* WHAT YOU HAVE TO DO *
Rewrite the listing below, changing every "training" to "train" and leaving everything else as it is.
++++++
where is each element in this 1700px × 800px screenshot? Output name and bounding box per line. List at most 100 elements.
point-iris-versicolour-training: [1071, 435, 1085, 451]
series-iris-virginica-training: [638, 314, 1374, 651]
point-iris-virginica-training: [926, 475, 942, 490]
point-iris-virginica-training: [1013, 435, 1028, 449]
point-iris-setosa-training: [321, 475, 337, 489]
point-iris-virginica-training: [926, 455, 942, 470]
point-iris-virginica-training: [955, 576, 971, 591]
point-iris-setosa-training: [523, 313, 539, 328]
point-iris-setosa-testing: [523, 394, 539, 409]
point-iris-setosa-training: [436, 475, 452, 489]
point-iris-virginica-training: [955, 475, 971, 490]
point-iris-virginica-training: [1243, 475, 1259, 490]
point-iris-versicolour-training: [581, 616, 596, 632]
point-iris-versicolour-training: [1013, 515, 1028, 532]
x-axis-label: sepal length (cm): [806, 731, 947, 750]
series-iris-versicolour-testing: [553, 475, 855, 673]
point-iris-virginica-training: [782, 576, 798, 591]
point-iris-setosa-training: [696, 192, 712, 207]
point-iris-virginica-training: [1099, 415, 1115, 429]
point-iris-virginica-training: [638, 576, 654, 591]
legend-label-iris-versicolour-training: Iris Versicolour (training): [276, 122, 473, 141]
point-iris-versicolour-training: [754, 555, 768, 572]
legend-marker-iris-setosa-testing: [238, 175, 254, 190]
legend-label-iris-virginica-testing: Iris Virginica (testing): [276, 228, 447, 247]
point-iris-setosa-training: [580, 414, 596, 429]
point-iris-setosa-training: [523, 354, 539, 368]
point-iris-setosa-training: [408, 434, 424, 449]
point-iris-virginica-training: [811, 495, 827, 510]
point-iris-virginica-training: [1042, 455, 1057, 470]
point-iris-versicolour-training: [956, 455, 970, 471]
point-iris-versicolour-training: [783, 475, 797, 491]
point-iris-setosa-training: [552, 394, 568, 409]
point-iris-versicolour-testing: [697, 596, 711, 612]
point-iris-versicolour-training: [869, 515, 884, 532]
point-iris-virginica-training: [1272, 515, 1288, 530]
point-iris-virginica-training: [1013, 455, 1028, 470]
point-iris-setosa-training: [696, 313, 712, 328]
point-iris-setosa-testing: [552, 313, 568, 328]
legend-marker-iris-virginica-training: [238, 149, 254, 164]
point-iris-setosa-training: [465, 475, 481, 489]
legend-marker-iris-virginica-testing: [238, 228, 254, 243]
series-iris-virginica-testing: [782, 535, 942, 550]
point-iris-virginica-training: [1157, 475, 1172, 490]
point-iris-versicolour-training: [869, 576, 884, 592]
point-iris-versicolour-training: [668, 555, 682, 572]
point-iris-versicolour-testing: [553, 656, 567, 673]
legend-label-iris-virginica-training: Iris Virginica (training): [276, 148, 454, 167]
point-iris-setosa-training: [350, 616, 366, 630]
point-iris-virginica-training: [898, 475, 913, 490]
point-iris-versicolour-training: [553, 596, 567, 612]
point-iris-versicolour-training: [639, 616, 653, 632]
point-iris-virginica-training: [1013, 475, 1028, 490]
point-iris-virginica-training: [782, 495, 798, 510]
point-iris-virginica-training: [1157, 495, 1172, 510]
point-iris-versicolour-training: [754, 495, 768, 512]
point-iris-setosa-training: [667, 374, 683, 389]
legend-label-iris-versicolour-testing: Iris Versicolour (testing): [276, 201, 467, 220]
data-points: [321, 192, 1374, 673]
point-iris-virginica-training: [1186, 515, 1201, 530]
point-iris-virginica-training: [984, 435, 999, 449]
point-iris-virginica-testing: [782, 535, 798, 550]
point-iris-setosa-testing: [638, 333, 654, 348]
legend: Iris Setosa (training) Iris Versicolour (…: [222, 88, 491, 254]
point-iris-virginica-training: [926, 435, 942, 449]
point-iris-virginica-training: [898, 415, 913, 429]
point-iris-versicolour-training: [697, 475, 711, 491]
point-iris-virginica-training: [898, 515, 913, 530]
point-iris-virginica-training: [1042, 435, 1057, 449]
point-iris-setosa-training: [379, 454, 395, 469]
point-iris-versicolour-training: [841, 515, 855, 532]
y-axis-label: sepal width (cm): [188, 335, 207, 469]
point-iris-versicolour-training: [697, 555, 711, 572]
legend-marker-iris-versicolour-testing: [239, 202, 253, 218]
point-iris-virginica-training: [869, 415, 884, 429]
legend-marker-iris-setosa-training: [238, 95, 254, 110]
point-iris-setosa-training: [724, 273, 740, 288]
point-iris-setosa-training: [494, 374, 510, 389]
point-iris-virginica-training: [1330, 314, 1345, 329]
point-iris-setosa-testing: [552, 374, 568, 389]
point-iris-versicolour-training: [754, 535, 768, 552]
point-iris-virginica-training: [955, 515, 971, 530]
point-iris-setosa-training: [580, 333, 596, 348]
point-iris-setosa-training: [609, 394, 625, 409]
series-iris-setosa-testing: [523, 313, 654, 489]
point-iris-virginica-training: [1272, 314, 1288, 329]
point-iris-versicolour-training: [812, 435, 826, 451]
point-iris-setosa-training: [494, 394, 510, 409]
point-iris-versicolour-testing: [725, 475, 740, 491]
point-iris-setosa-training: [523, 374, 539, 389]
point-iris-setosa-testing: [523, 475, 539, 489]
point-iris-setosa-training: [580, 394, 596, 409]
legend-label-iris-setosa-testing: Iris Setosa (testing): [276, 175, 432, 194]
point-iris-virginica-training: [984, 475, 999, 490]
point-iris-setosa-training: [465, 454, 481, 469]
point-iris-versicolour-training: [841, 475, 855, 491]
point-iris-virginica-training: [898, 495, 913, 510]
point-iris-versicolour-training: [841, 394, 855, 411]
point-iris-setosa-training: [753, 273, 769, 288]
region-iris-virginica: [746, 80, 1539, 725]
++++++
* TASK ANSWER *
where is each element in this 1700px × 800px screenshot? Output name and bounding box per line. List at most 100 elements.
point-iris-versicolour-train: [1071, 435, 1085, 451]
series-iris-virginica-train: [638, 314, 1374, 651]
point-iris-virginica-train: [926, 475, 942, 490]
point-iris-virginica-train: [1013, 435, 1028, 449]
point-iris-setosa-train: [321, 475, 337, 489]
point-iris-virginica-train: [926, 455, 942, 470]
point-iris-virginica-train: [955, 576, 971, 591]
point-iris-setosa-train: [523, 313, 539, 328]
point-iris-setosa-testing: [523, 394, 539, 409]
point-iris-setosa-train: [436, 475, 452, 489]
point-iris-virginica-train: [955, 475, 971, 490]
point-iris-virginica-train: [1243, 475, 1259, 490]
point-iris-versicolour-train: [581, 616, 596, 632]
point-iris-versicolour-train: [1013, 515, 1028, 532]
x-axis-label: sepal length (cm): [806, 731, 947, 750]
series-iris-versicolour-testing: [553, 475, 855, 673]
point-iris-virginica-train: [782, 576, 798, 591]
point-iris-setosa-train: [696, 192, 712, 207]
point-iris-virginica-train: [1099, 415, 1115, 429]
point-iris-virginica-train: [638, 576, 654, 591]
legend-label-iris-versicolour-train: Iris Versicolour (train): [276, 122, 473, 141]
point-iris-versicolour-train: [754, 555, 768, 572]
legend-marker-iris-setosa-testing: [238, 175, 254, 190]
legend-label-iris-virginica-testing: Iris Virginica (testing): [276, 228, 447, 247]
point-iris-setosa-train: [580, 414, 596, 429]
point-iris-setosa-train: [523, 354, 539, 368]
point-iris-setosa-train: [408, 434, 424, 449]
point-iris-virginica-train: [811, 495, 827, 510]
point-iris-virginica-train: [1042, 455, 1057, 470]
point-iris-versicolour-train: [956, 455, 970, 471]
point-iris-versicolour-train: [783, 475, 797, 491]
point-iris-setosa-train: [552, 394, 568, 409]
point-iris-versicolour-testing: [697, 596, 711, 612]
point-iris-versicolour-train: [869, 515, 884, 532]
point-iris-virginica-train: [1272, 515, 1288, 530]
point-iris-virginica-train: [1013, 455, 1028, 470]
point-iris-setosa-train: [696, 313, 712, 328]
point-iris-setosa-testing: [552, 313, 568, 328]
legend-marker-iris-virginica-train: [238, 149, 254, 164]
point-iris-setosa-train: [465, 475, 481, 489]
legend-marker-iris-virginica-testing: [238, 228, 254, 243]
series-iris-virginica-testing: [782, 535, 942, 550]
point-iris-virginica-train: [1157, 475, 1172, 490]
point-iris-versicolour-train: [869, 576, 884, 592]
point-iris-versicolour-train: [668, 555, 682, 572]
point-iris-versicolour-testing: [553, 656, 567, 673]
legend-label-iris-virginica-train: Iris Virginica (train): [276, 148, 454, 167]
point-iris-setosa-train: [350, 616, 366, 630]
point-iris-virginica-train: [898, 475, 913, 490]
point-iris-versicolour-train: [553, 596, 567, 612]
point-iris-versicolour-train: [639, 616, 653, 632]
point-iris-virginica-train: [1013, 475, 1028, 490]
point-iris-virginica-train: [782, 495, 798, 510]
point-iris-virginica-train: [1157, 495, 1172, 510]
point-iris-versicolour-train: [754, 495, 768, 512]
point-iris-setosa-train: [667, 374, 683, 389]
legend-label-iris-versicolour-testing: Iris Versicolour (testing): [276, 201, 467, 220]
data-points: [321, 192, 1374, 673]
point-iris-virginica-train: [1186, 515, 1201, 530]
point-iris-virginica-train: [984, 435, 999, 449]
point-iris-virginica-testing: [782, 535, 798, 550]
point-iris-setosa-testing: [638, 333, 654, 348]
legend: Iris Setosa (train) Iris Versicolour (…: [222, 88, 491, 254]
point-iris-virginica-train: [926, 435, 942, 449]
point-iris-virginica-train: [898, 415, 913, 429]
point-iris-versicolour-train: [697, 475, 711, 491]
point-iris-virginica-train: [898, 515, 913, 530]
point-iris-virginica-train: [1042, 435, 1057, 449]
point-iris-setosa-train: [379, 454, 395, 469]
point-iris-versicolour-train: [841, 515, 855, 532]
y-axis-label: sepal width (cm): [188, 335, 207, 469]
point-iris-versicolour-train: [697, 555, 711, 572]
legend-marker-iris-versicolour-testing: [239, 202, 253, 218]
point-iris-virginica-train: [869, 415, 884, 429]
legend-marker-iris-setosa-train: [238, 95, 254, 110]
point-iris-setosa-train: [724, 273, 740, 288]
point-iris-setosa-train: [494, 374, 510, 389]
point-iris-virginica-train: [1330, 314, 1345, 329]
point-iris-setosa-testing: [552, 374, 568, 389]
point-iris-versicolour-train: [754, 535, 768, 552]
point-iris-virginica-train: [955, 515, 971, 530]
point-iris-setosa-train: [580, 333, 596, 348]
point-iris-setosa-train: [609, 394, 625, 409]
series-iris-setosa-testing: [523, 313, 654, 489]
point-iris-virginica-train: [1272, 314, 1288, 329]
point-iris-versicolour-train: [812, 435, 826, 451]
point-iris-setosa-train: [494, 394, 510, 409]
point-iris-versicolour-testing: [725, 475, 740, 491]
point-iris-setosa-train: [523, 374, 539, 389]
point-iris-setosa-testing: [523, 475, 539, 489]
point-iris-setosa-train: [580, 394, 596, 409]
legend-label-iris-setosa-testing: Iris Setosa (testing): [276, 175, 432, 194]
point-iris-virginica-train: [984, 475, 999, 490]
point-iris-setosa-train: [465, 454, 481, 469]
point-iris-versicolour-train: [841, 475, 855, 491]
point-iris-virginica-train: [898, 495, 913, 510]
point-iris-versicolour-train: [841, 394, 855, 411]
point-iris-setosa-train: [753, 273, 769, 288]
region-iris-virginica: [746, 80, 1539, 725]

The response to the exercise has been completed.